── Material for this task

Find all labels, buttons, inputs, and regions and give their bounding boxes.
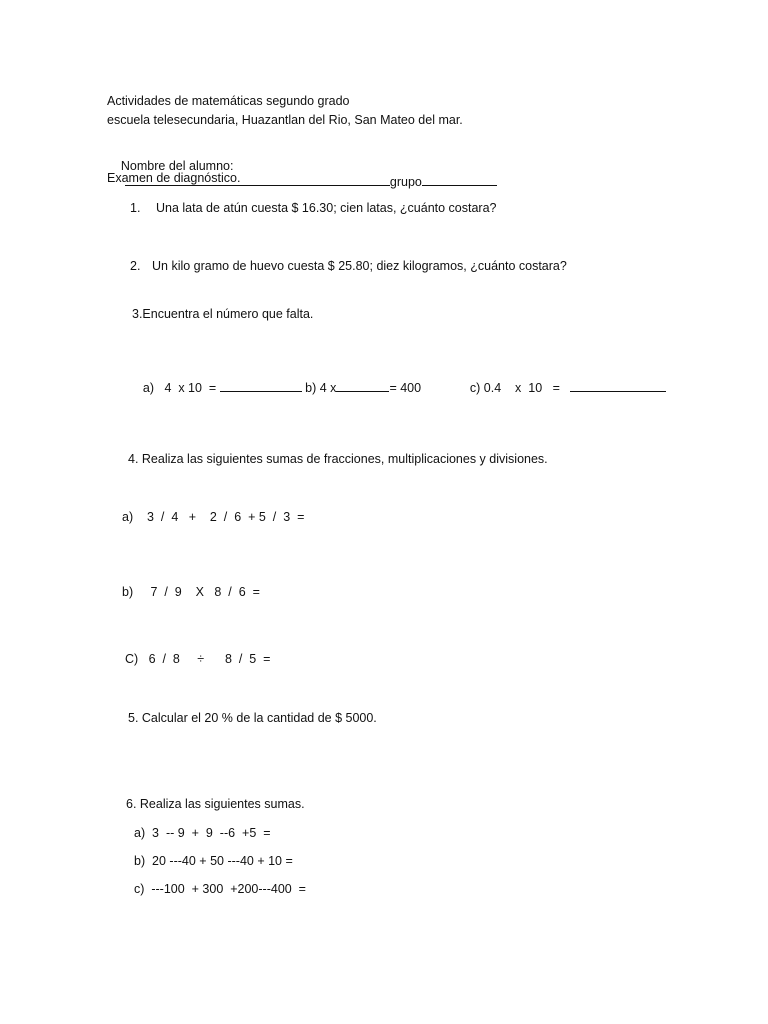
- question-3-c-blank: [570, 380, 666, 392]
- question-3-a-blank: [220, 380, 302, 392]
- question-4-c: C) 6 / 8 ÷ 8 / 5 =: [125, 652, 271, 666]
- question-4-title: 4. Realiza las siguientes sumas de fracciones, multiplicaciones y divisiones.: [128, 452, 548, 466]
- question-6-c: c) ---100 + 300 +200---400 =: [134, 882, 306, 896]
- question-3-b: b) 4 x: [301, 381, 337, 395]
- question-6-title: 6. Realiza las siguientes sumas.: [126, 797, 305, 811]
- question-6-b: b) 20 ---40 + 50 ---40 + 10 =: [134, 854, 293, 868]
- question-6-a: a) 3 -- 9 + 9 --6 +5 =: [134, 826, 271, 840]
- question-3-b-end: = 400: [389, 381, 422, 395]
- group-label: grupo: [389, 175, 422, 189]
- header-title: Actividades de matemáticas segundo grado: [107, 94, 350, 108]
- group-blank: [422, 174, 497, 186]
- question-4-b: b) 7 / 9 X 8 / 6 =: [122, 585, 260, 599]
- question-5-text: 5. Calcular el 20 % de la cantidad de $ 5000.: [128, 711, 377, 725]
- question-2-text: Un kilo gramo de huevo cuesta $ 25.80; diez kilogramos, ¿cuánto costara?: [152, 259, 567, 273]
- question-1-text: Una lata de atún cuesta $ 16.30; cien latas, ¿cuánto costara?: [156, 201, 497, 215]
- student-name-label: Nombre del alumno:: [120, 159, 234, 173]
- question-3-c-line: [456, 364, 666, 412]
- question-3-title: 3.Encuentra el número que falta.: [132, 307, 314, 321]
- question-4-a: a) 3 / 4 + 2 / 6 + 5 / 3 =: [122, 510, 305, 524]
- header-school: escuela telesecundaria, Huazantlan del Rio, San Mateo del mar.: [107, 113, 463, 127]
- question-2-number: 2.: [130, 259, 141, 273]
- question-3-a: a) 4 x 10 =: [142, 381, 220, 395]
- question-1-number: 1.: [130, 201, 141, 215]
- question-3-ab: [129, 364, 421, 412]
- exam-title: Examen de diagnóstico.: [107, 171, 241, 185]
- question-3-b-blank: [336, 380, 389, 392]
- question-3-c: c) 0.4 x 10 =: [469, 381, 571, 395]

────

Copy the material above line for line, keeping every character unchanged, but omit the picture.

Result of the task
Find all labels, buttons, inputs, and regions and give their bounding boxes.
- question-3-c-blank: [570, 380, 666, 392]
- question-3-a-blank: [220, 380, 302, 392]
- question-4-c: C) 6 / 8 ÷ 8 / 5 =: [125, 652, 271, 666]
- question-4-title: 4. Realiza las siguientes sumas de fracciones, multiplicaciones y divisiones.: [128, 452, 548, 466]
- question-6-c: c) ---100 + 300 +200---400 =: [134, 882, 306, 896]
- question-3-b: b) 4 x: [301, 381, 337, 395]
- question-6-title: 6. Realiza las siguientes sumas.: [126, 797, 305, 811]
- question-6-b: b) 20 ---40 + 50 ---40 + 10 =: [134, 854, 293, 868]
- question-6-a: a) 3 -- 9 + 9 --6 +5 =: [134, 826, 271, 840]
- question-3-b-end: = 400: [389, 381, 422, 395]
- group-label: grupo: [389, 175, 422, 189]
- header-title: Actividades de matemáticas segundo grado: [107, 94, 350, 108]
- group-blank: [422, 174, 497, 186]
- question-4-b: b) 7 / 9 X 8 / 6 =: [122, 585, 260, 599]
- question-5-text: 5. Calcular el 20 % de la cantidad de $ 5000.: [128, 711, 377, 725]
- question-2-text: Un kilo gramo de huevo cuesta $ 25.80; diez kilogramos, ¿cuánto costara?: [152, 259, 567, 273]
- question-1-text: Una lata de atún cuesta $ 16.30; cien latas, ¿cuánto costara?: [156, 201, 497, 215]
- student-name-label: Nombre del alumno:: [120, 159, 234, 173]
- question-3-c-line: [456, 364, 666, 412]
- question-3-title: 3.Encuentra el número que falta.: [132, 307, 314, 321]
- question-4-a: a) 3 / 4 + 2 / 6 + 5 / 3 =: [122, 510, 305, 524]
- header-school: escuela telesecundaria, Huazantlan del Rio, San Mateo del mar.: [107, 113, 463, 127]
- question-2-number: 2.: [130, 259, 141, 273]
- question-3-a: a) 4 x 10 =: [142, 381, 220, 395]
- question-1-number: 1.: [130, 201, 141, 215]
- question-3-ab: [129, 364, 421, 412]
- exam-title: Examen de diagnóstico.: [107, 171, 241, 185]
- question-3-b-blank: [336, 380, 389, 392]
- question-3-c: c) 0.4 x 10 =: [469, 381, 571, 395]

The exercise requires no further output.